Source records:
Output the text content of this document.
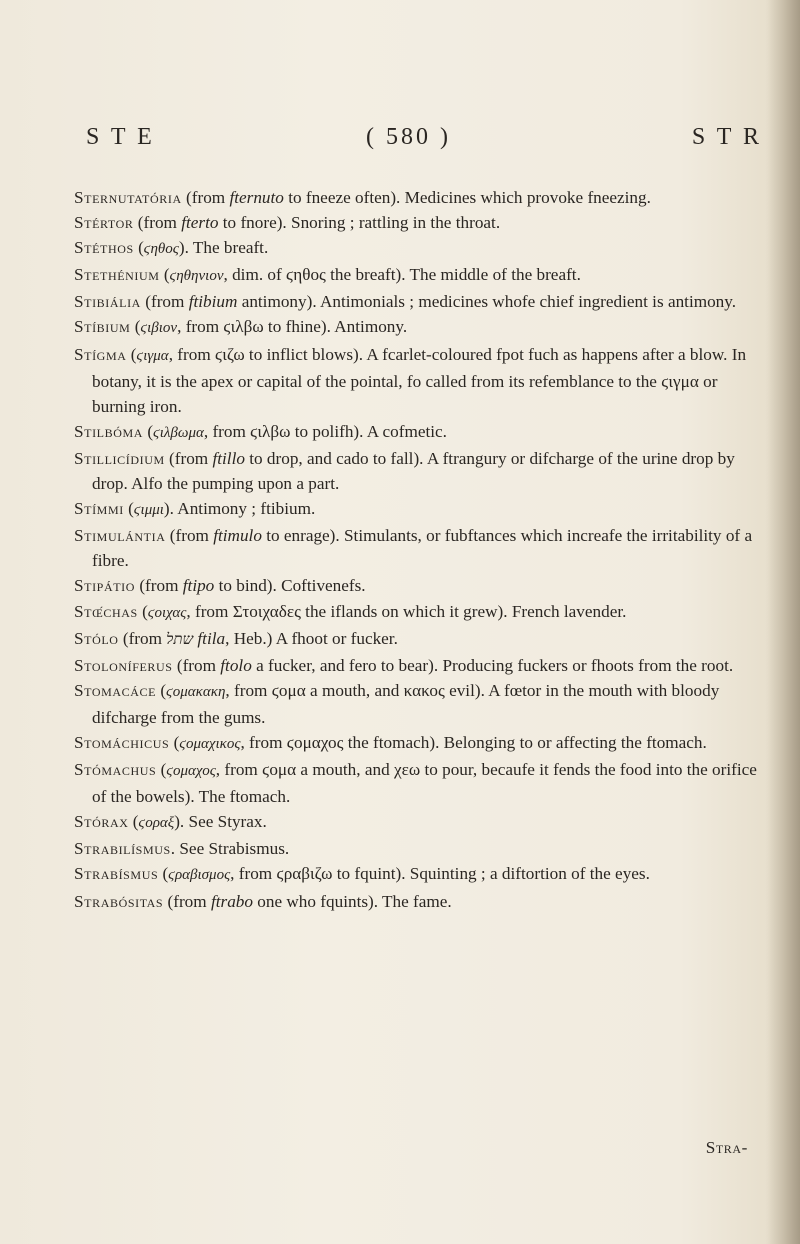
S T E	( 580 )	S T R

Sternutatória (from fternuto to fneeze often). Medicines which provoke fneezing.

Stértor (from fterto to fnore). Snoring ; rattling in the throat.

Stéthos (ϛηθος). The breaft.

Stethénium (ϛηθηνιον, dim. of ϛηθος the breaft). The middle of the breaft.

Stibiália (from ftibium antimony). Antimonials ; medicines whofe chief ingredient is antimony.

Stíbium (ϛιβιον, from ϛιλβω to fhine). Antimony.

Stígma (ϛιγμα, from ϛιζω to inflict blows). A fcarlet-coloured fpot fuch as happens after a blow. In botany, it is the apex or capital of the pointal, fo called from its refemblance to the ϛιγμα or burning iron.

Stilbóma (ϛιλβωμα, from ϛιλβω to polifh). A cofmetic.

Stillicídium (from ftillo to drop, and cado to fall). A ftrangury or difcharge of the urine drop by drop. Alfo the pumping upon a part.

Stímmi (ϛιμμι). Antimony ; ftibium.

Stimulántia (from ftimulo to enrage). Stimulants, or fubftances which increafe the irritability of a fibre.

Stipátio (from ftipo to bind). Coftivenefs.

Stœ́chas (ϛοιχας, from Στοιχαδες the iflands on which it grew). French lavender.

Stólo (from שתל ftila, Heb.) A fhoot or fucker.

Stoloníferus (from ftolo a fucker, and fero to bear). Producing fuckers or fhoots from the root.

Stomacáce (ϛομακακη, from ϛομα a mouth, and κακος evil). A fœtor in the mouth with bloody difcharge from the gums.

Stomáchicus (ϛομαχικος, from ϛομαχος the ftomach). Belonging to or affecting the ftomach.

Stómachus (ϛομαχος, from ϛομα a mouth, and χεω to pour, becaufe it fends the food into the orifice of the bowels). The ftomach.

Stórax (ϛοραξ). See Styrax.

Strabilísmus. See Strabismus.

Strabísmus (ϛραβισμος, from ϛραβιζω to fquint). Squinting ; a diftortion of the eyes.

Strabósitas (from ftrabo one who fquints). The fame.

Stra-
---
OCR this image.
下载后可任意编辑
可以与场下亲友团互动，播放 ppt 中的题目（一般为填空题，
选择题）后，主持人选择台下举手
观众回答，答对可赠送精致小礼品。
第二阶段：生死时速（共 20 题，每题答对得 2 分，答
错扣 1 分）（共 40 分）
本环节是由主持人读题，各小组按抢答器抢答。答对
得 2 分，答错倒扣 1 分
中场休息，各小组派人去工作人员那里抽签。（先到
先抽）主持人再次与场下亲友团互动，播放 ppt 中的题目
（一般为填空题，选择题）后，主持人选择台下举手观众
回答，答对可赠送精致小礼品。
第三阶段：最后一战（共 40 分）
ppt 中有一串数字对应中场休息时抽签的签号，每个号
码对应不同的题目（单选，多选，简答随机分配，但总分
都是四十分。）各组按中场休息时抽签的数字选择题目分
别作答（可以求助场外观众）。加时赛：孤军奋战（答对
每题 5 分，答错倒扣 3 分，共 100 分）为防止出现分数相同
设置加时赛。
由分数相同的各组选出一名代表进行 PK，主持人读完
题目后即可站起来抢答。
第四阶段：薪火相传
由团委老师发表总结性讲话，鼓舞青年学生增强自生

**TASK STATEMENT**
Select, from the listing, all lines that include the word "ftomach".

**RESPONSE TO THIS EXERCISE**
Stomáchicus (ϛομαχικος, from ϛομαχος the ftomach). Belonging to or affecting the ftomach.
Stómachus (ϛομαχος, from ϛομα a mouth, and χεω to pour, becaufe it fends the food into the orifice of the bowels). The ftomach.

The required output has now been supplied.